* _Problem to work on_
Gather each line of the records where "recuperados" appears.

* _Listed records_
++++

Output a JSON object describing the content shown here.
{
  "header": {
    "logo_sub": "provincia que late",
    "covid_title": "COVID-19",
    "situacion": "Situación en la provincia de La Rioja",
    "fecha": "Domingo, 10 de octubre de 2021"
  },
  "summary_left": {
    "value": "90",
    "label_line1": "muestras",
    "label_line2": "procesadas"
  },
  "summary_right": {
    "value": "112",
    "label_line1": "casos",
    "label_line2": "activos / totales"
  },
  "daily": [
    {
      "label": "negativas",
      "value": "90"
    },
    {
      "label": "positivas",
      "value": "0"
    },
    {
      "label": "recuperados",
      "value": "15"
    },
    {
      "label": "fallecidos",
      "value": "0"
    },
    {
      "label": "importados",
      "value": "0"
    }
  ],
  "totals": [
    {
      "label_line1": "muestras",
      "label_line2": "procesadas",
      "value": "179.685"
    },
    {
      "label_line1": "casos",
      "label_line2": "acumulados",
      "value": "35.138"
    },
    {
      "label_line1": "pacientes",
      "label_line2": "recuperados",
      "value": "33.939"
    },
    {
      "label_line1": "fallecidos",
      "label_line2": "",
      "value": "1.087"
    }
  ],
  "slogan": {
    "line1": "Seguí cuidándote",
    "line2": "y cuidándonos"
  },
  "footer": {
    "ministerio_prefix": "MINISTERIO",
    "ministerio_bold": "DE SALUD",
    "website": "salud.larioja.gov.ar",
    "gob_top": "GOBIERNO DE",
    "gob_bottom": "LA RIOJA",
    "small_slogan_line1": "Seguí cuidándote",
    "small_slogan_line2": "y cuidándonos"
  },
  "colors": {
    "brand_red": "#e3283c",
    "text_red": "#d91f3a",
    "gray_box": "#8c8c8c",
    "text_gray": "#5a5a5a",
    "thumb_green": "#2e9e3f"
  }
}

++++

* _Full output_
      "label": "recuperados",
      "label_line2": "recuperados",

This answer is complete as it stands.